_Stated exercise:_
The records below must be retyped exactly.

_Task data:_
=-=-=-=-=

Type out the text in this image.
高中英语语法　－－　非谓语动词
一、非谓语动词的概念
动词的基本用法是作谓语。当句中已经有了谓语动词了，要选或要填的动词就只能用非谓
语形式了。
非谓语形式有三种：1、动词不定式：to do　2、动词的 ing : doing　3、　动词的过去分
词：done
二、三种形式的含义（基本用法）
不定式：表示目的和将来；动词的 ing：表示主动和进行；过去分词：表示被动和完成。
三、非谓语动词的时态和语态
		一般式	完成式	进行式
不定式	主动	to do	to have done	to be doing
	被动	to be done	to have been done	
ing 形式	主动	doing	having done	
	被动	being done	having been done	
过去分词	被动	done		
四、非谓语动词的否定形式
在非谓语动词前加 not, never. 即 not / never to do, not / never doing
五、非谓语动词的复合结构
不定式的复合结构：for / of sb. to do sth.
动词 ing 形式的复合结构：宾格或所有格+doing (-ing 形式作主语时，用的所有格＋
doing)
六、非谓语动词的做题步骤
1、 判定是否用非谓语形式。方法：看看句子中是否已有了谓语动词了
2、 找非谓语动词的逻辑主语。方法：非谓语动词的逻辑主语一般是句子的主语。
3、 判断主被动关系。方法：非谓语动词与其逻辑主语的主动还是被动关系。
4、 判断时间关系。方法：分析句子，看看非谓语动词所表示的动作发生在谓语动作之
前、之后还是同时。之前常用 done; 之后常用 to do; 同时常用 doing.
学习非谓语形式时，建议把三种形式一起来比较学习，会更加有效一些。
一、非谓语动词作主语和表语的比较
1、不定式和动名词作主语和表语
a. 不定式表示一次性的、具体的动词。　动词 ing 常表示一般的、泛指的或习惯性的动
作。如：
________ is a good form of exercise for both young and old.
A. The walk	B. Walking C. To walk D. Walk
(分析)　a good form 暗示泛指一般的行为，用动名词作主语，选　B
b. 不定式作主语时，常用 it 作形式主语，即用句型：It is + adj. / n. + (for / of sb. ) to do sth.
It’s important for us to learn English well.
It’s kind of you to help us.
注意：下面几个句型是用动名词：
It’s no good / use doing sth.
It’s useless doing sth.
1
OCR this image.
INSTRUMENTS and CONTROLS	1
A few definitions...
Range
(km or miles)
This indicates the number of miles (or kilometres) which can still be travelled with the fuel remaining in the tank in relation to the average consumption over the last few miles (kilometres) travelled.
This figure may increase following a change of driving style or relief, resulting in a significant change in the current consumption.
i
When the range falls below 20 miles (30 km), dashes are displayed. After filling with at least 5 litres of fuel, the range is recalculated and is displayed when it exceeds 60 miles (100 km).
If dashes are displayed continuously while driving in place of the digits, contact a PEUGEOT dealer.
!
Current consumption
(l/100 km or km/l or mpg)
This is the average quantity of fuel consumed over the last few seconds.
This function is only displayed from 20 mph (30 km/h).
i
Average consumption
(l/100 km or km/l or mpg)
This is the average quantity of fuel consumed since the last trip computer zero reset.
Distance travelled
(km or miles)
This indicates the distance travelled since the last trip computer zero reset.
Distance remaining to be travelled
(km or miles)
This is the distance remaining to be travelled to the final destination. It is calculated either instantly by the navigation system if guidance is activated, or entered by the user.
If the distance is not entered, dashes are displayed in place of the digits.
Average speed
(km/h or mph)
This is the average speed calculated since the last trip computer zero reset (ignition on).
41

=-=-=-=-=

_Correct response:_
Type out the text in this image.
高中英语语法　－－　非谓语动词
一、非谓语动词的概念
动词的基本用法是作谓语。当句中已经有了谓语动词了，要选或要填的动词就只能用非谓
语形式了。
非谓语形式有三种：1、动词不定式：to do　2、动词的 ing : doing　3、　动词的过去分
词：done
二、三种形式的含义（基本用法）
不定式：表示目的和将来；动词的 ing：表示主动和进行；过去分词：表示被动和完成。
三、非谓语动词的时态和语态
		一般式	完成式	进行式
不定式	主动	to do	to have done	to be doing
	被动	to be done	to have been done	
ing 形式	主动	doing	having done	
	被动	being done	having been done	
过去分词	被动	done		
四、非谓语动词的否定形式
在非谓语动词前加 not, never. 即 not / never to do, not / never doing
五、非谓语动词的复合结构
不定式的复合结构：for / of sb. to do sth.
动词 ing 形式的复合结构：宾格或所有格+doing (-ing 形式作主语时，用的所有格＋
doing)
六、非谓语动词的做题步骤
1、 判定是否用非谓语形式。方法：看看句子中是否已有了谓语动词了
2、 找非谓语动词的逻辑主语。方法：非谓语动词的逻辑主语一般是句子的主语。
3、 判断主被动关系。方法：非谓语动词与其逻辑主语的主动还是被动关系。
4、 判断时间关系。方法：分析句子，看看非谓语动词所表示的动作发生在谓语动作之
前、之后还是同时。之前常用 done; 之后常用 to do; 同时常用 doing.
学习非谓语形式时，建议把三种形式一起来比较学习，会更加有效一些。
一、非谓语动词作主语和表语的比较
1、不定式和动名词作主语和表语
a. 不定式表示一次性的、具体的动词。　动词 ing 常表示一般的、泛指的或习惯性的动
作。如：
________ is a good form of exercise for both young and old.
A. The walk	B. Walking C. To walk D. Walk
(分析)　a good form 暗示泛指一般的行为，用动名词作主语，选　B
b. 不定式作主语时，常用 it 作形式主语，即用句型：It is + adj. / n. + (for / of sb. ) to do sth.
It’s important for us to learn English well.
It’s kind of you to help us.
注意：下面几个句型是用动名词：
It’s no good / use doing sth.
It’s useless doing sth.
1
OCR this image.
INSTRUMENTS and CONTROLS	1
A few definitions...
Range
(km or miles)
This indicates the number of miles (or kilometres) which can still be travelled with the fuel remaining in the tank in relation to the average consumption over the last few miles (kilometres) travelled.
This figure may increase following a change of driving style or relief, resulting in a significant change in the current consumption.
i
When the range falls below 20 miles (30 km), dashes are displayed. After filling with at least 5 litres of fuel, the range is recalculated and is displayed when it exceeds 60 miles (100 km).
If dashes are displayed continuously while driving in place of the digits, contact a PEUGEOT dealer.
!
Current consumption
(l/100 km or km/l or mpg)
This is the average quantity of fuel consumed over the last few seconds.
This function is only displayed from 20 mph (30 km/h).
i
Average consumption
(l/100 km or km/l or mpg)
This is the average quantity of fuel consumed since the last trip computer zero reset.
Distance travelled
(km or miles)
This indicates the distance travelled since the last trip computer zero reset.
Distance remaining to be travelled
(km or miles)
This is the distance remaining to be travelled to the final destination. It is calculated either instantly by the navigation system if guidance is activated, or entered by the user.
If the distance is not entered, dashes are displayed in place of the digits.
Average speed
(km/h or mph)
This is the average speed calculated since the last trip computer zero reset (ignition on).
41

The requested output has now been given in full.